Your instructions — Scan the material that follows. Copy every line containing the word "words".

Provided records —
#####

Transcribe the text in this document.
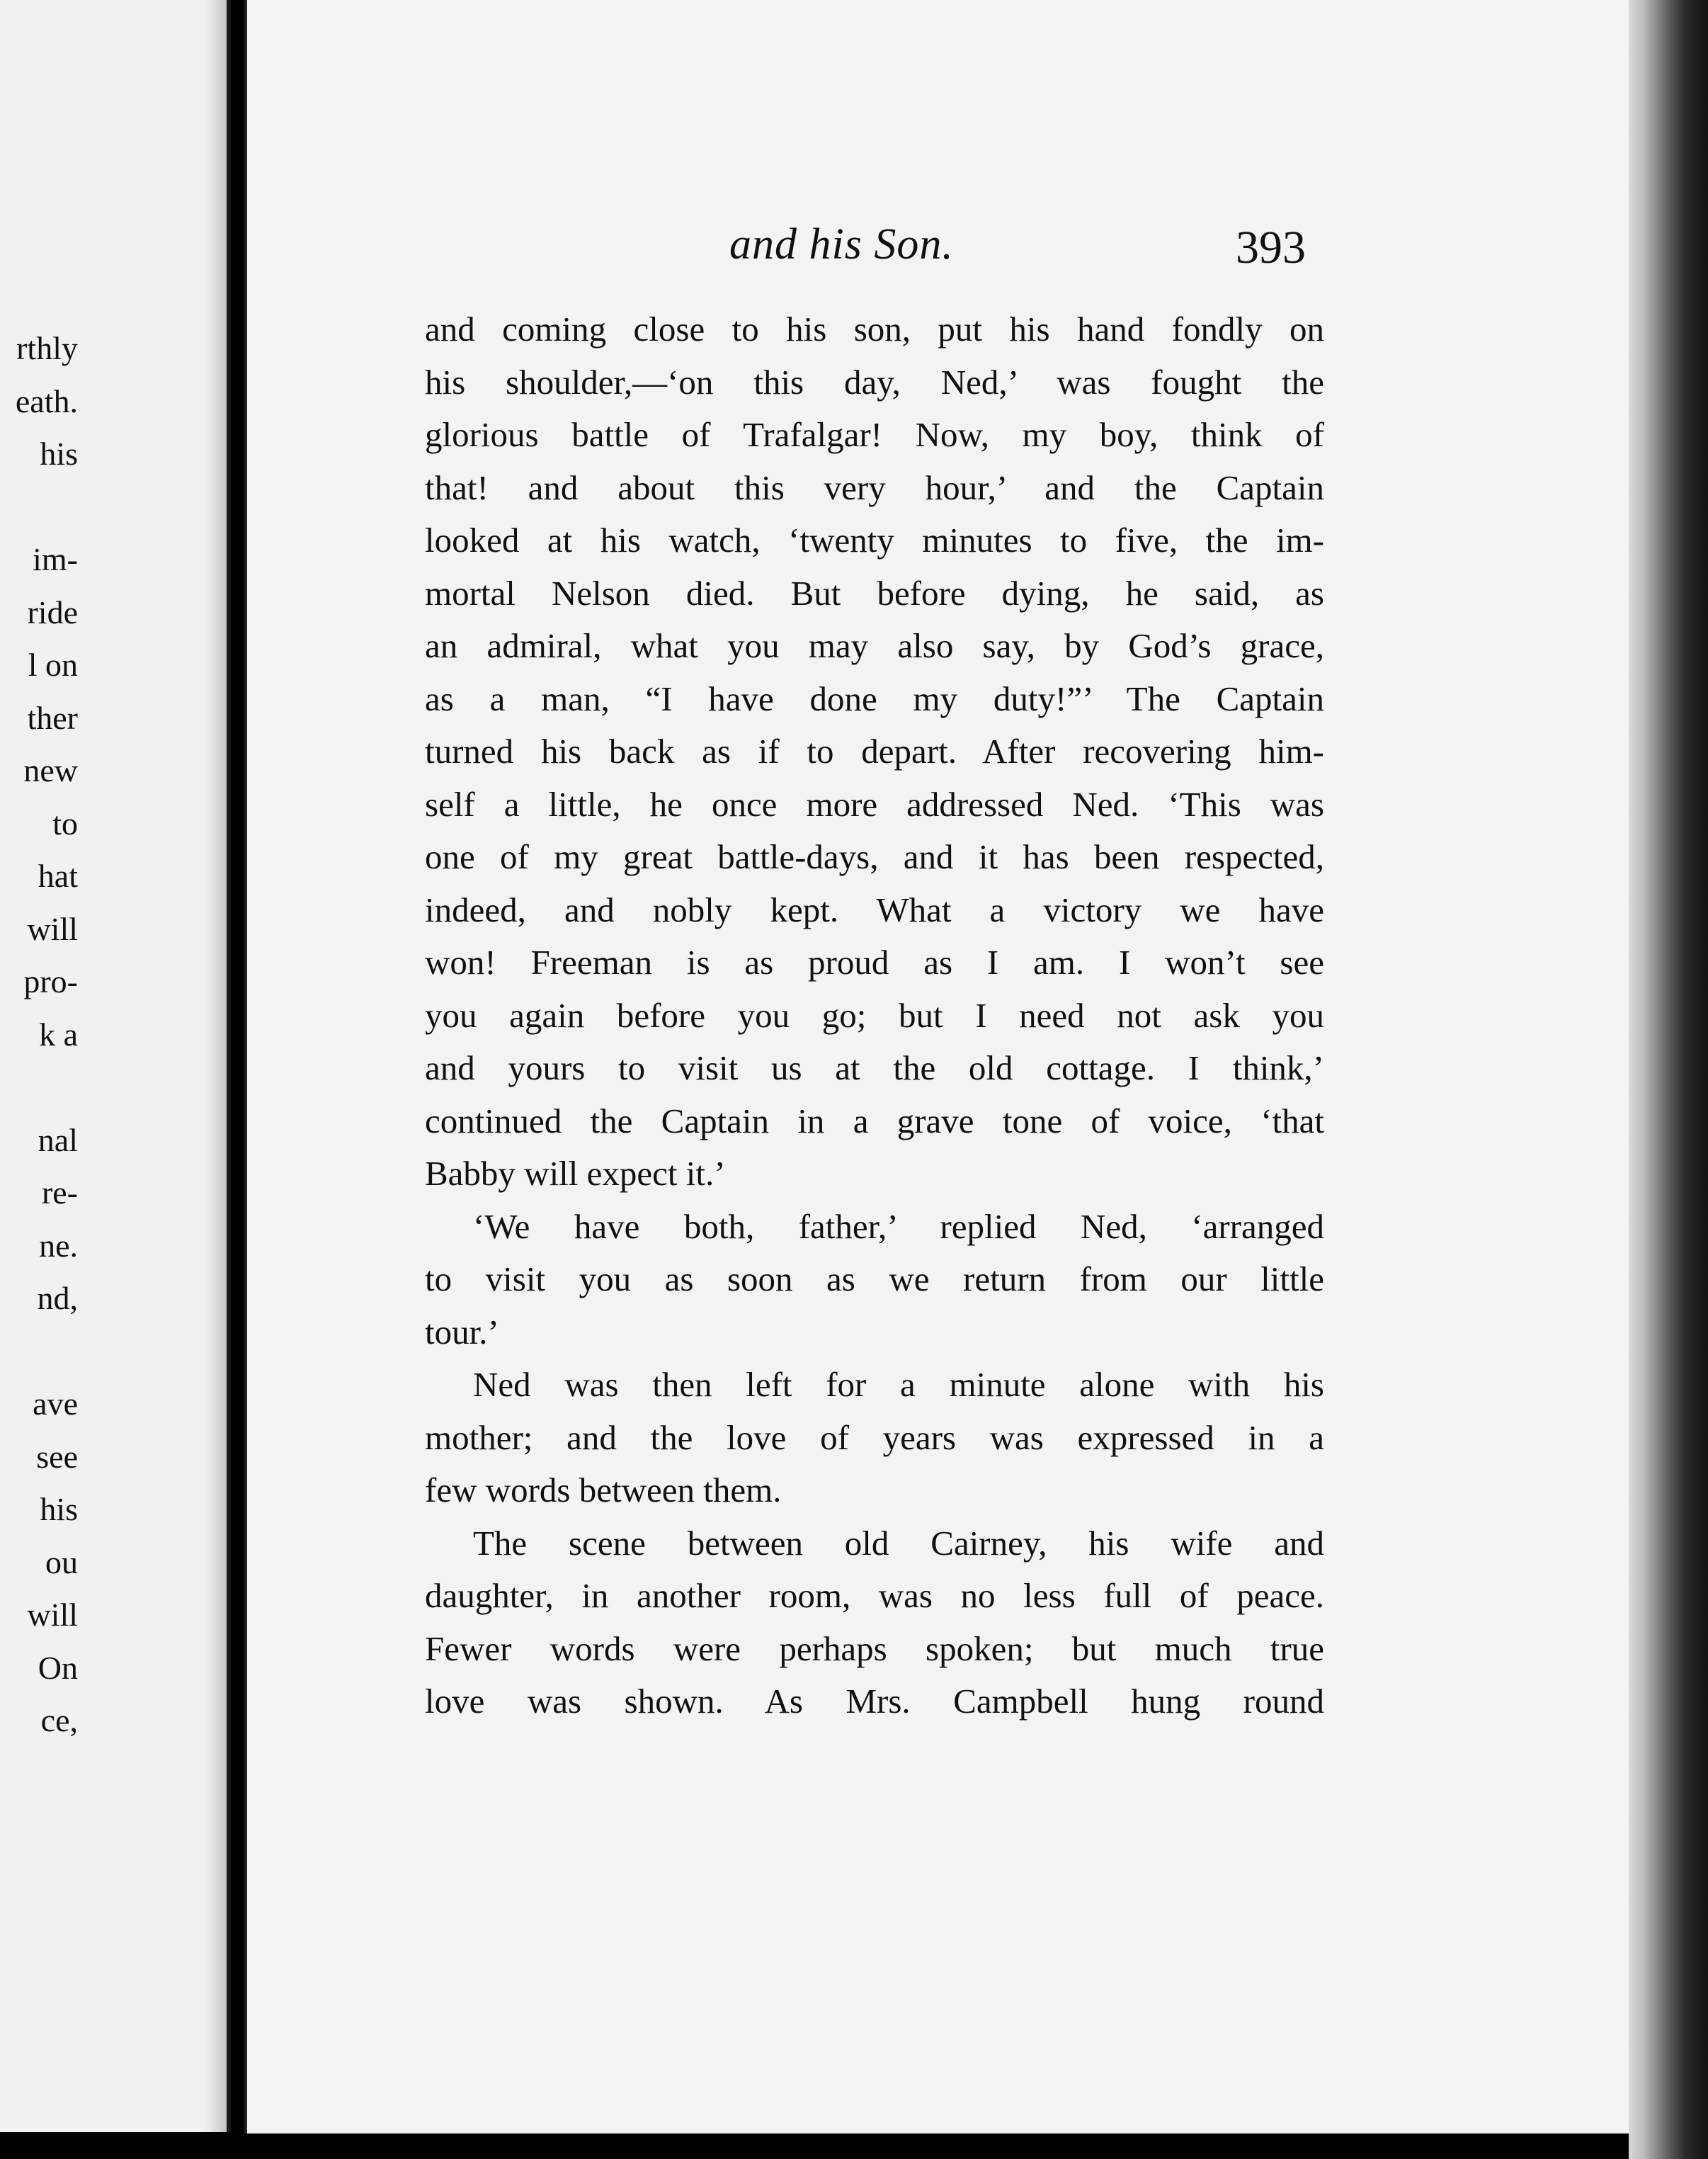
rthly
eath.
his
im-
ride
l on
ther
new
to
hat
will
pro-
k a
nal
re-
ne.
nd,
ave
see
his
ou
will
On
ce,
and his Son.	393
and coming close to his son, put his hand fondly on
his shoulder,—‘on this day, Ned,’ was fought the
glorious battle of Trafalgar! Now, my boy, think of
that! and about this very hour,’ and the Captain
looked at his watch, ‘twenty minutes to five, the im-
mortal Nelson died. But before dying, he said, as
an admiral, what you may also say, by God’s grace,
as a man, “I have done my duty!”’ The Captain
turned his back as if to depart. After recovering him-
self a little, he once more addressed Ned. ‘This was
one of my great battle-days, and it has been respected,
indeed, and nobly kept. What a victory we have
won! Freeman is as proud as I am. I won’t see
you again before you go; but I need not ask you
and yours to visit us at the old cottage. I think,’
continued the Captain in a grave tone of voice, ‘that
Babby will expect it.’
‘We have both, father,’ replied Ned, ‘arranged
to visit you as soon as we return from our little
tour.’
Ned was then left for a minute alone with his
mother; and the love of years was expressed in a
few words between them.
The scene between old Cairney, his wife and
daughter, in another room, was no less full of peace.
Fewer words were perhaps spoken; but much true
love was shown. As Mrs. Campbell hung round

#####

Final result —
few words between them.
Fewer words were perhaps spoken; but much true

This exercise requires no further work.